◆ Objective ◆
Find and copy every line in the records that includes the string "вопросов".

◆ Data in this exercise ◆
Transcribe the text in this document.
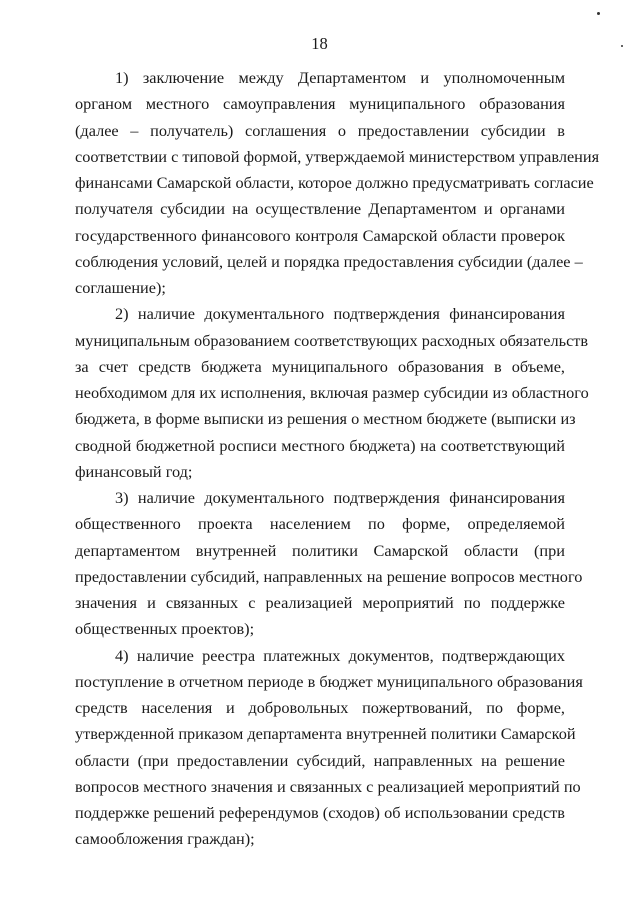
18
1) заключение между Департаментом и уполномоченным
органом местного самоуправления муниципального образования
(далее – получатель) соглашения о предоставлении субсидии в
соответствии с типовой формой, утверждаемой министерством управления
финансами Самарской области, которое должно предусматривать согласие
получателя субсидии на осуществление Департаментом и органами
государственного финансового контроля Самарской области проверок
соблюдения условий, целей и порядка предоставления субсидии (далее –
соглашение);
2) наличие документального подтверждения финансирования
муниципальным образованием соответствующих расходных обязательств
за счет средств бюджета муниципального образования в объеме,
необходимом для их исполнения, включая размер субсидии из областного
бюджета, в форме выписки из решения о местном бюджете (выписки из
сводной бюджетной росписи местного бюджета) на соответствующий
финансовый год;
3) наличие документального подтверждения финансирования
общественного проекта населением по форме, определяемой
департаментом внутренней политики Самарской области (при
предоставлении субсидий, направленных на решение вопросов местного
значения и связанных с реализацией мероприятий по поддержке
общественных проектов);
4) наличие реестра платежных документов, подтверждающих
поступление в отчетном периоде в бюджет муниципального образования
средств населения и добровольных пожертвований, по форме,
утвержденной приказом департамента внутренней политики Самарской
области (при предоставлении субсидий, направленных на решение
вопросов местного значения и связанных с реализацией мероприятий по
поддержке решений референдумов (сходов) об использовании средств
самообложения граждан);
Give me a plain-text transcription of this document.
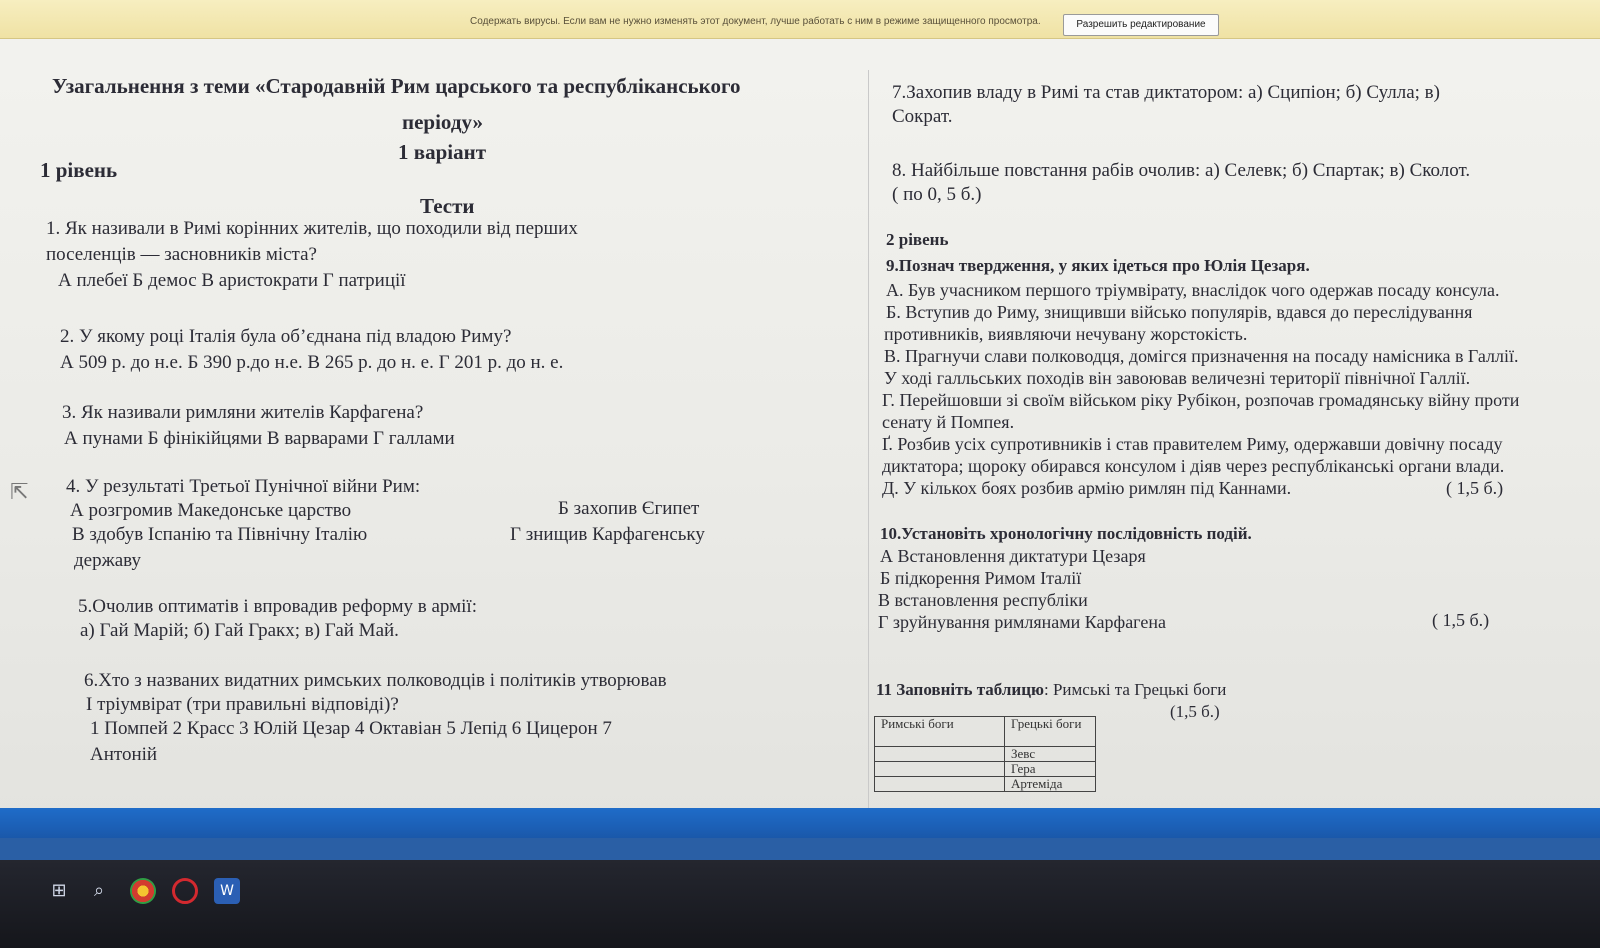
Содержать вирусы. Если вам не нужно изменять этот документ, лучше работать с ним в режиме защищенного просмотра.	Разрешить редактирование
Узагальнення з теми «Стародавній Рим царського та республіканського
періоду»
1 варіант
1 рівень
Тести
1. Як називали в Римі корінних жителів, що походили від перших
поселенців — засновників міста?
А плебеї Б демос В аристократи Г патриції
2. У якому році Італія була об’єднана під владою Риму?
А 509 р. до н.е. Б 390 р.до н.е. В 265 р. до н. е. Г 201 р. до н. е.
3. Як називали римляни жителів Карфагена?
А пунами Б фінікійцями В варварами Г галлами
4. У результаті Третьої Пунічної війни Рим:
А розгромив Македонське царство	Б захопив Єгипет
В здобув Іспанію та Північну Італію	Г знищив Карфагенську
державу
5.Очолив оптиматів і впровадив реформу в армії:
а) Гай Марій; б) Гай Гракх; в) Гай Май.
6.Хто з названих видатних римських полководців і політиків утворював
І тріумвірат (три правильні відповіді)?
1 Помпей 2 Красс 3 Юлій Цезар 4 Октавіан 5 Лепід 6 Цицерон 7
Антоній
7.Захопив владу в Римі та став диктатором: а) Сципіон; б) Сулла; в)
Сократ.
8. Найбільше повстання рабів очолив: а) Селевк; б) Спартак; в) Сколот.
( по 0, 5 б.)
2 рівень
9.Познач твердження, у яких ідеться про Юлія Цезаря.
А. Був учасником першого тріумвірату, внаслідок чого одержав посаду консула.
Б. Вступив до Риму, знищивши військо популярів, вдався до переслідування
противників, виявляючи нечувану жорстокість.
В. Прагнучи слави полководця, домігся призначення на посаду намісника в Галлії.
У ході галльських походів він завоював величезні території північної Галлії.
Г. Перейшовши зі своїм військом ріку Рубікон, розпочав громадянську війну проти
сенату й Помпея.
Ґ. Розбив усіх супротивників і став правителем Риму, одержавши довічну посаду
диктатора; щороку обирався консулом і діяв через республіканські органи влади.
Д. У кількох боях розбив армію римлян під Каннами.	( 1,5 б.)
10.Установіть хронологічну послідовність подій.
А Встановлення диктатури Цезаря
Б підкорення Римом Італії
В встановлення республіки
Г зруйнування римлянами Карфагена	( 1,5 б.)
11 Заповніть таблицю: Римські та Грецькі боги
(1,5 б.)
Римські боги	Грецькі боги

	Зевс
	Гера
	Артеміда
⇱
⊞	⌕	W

---

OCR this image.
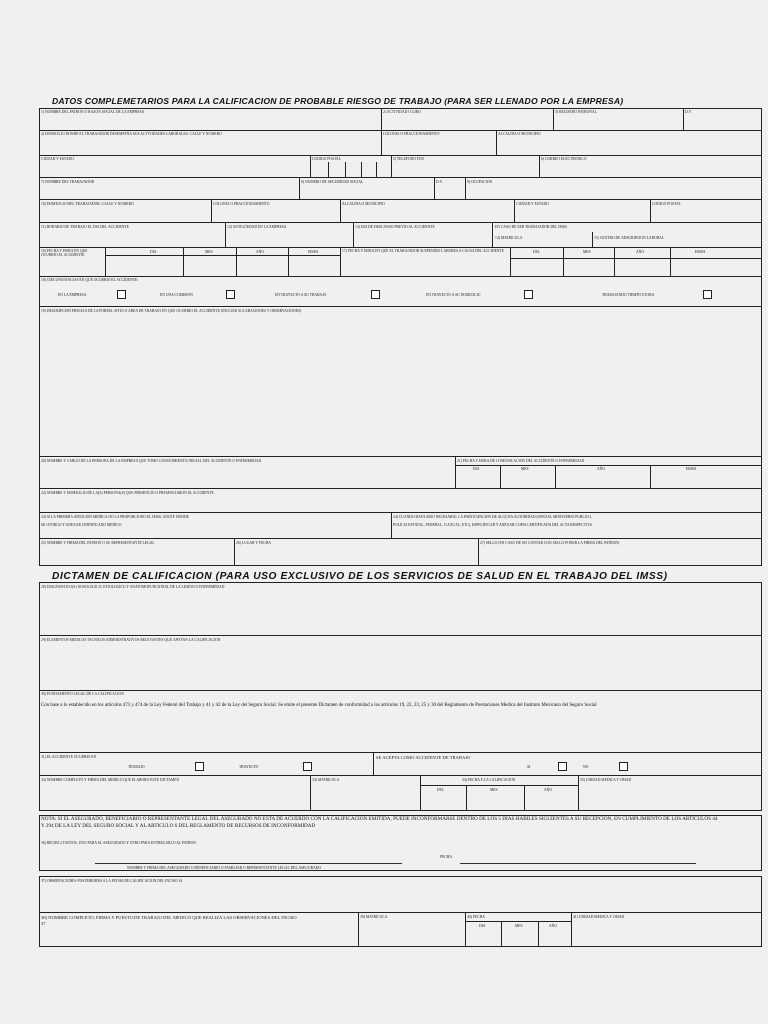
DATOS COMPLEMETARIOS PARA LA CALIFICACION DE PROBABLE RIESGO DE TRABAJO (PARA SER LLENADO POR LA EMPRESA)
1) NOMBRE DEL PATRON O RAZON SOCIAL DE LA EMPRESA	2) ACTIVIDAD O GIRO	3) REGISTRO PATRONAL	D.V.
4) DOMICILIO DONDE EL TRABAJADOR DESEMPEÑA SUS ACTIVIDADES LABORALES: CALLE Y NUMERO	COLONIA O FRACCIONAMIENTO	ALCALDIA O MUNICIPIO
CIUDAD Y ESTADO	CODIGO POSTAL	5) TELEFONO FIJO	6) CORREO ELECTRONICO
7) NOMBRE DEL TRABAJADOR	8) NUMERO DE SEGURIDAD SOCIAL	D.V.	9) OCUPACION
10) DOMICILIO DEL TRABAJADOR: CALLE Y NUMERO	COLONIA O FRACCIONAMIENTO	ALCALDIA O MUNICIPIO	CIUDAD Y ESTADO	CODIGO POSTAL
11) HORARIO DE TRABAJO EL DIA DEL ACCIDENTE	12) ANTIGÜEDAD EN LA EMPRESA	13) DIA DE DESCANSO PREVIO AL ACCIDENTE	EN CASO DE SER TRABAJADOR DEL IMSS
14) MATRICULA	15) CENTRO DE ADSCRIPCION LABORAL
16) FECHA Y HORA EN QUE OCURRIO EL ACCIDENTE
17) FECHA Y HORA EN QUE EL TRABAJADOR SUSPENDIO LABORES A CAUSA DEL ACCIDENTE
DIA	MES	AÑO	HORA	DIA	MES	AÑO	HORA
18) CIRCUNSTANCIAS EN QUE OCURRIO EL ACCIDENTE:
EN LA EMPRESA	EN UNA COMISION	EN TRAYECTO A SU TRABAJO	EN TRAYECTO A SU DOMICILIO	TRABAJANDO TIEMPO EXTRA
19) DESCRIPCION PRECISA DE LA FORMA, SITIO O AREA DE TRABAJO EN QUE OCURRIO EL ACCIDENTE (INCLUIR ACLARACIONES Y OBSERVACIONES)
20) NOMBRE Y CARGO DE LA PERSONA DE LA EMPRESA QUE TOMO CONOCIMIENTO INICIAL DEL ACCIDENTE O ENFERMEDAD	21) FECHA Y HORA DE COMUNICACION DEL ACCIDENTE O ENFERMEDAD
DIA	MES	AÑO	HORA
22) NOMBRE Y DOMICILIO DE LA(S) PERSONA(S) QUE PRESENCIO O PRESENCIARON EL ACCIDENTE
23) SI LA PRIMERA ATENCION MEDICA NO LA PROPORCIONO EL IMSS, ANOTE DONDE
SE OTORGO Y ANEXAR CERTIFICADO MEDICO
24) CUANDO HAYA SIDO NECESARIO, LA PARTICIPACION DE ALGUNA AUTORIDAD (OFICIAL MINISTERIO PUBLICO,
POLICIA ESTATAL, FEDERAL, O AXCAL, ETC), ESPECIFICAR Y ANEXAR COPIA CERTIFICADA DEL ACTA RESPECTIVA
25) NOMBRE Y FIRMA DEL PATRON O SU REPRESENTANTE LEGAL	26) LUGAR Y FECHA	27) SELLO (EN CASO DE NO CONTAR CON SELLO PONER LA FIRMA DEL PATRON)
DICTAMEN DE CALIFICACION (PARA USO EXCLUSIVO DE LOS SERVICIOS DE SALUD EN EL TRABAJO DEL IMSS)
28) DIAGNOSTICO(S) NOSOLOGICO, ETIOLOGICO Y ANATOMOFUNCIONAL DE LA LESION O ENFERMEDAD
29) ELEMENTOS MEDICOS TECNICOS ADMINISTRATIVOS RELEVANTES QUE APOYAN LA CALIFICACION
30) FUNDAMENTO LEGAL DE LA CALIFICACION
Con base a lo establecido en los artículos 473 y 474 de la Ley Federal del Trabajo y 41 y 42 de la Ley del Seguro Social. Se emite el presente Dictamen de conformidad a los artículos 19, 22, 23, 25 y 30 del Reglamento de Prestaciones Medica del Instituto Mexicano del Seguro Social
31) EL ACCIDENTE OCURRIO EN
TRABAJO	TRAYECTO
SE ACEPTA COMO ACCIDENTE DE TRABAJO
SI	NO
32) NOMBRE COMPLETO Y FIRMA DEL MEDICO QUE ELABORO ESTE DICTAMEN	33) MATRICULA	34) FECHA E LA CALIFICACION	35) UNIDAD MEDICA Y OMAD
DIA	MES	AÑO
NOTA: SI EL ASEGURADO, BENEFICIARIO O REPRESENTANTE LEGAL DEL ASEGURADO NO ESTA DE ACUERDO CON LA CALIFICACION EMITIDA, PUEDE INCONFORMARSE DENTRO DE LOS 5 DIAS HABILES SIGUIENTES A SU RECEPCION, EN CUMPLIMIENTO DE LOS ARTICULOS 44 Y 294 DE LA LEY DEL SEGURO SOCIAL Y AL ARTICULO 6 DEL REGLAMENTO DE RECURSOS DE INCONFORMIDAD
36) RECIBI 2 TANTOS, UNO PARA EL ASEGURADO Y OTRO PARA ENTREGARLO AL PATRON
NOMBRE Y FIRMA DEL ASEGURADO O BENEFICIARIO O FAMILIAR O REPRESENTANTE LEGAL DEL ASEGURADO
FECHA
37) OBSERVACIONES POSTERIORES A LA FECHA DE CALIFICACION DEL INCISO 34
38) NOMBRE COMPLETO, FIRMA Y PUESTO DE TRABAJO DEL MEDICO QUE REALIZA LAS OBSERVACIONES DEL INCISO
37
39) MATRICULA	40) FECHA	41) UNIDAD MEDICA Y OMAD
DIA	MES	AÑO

◆ Task response ◆
предоставлении субсидий, направленных на решение вопросов местного
вопросов местного значения и связанных с реализацией мероприятий по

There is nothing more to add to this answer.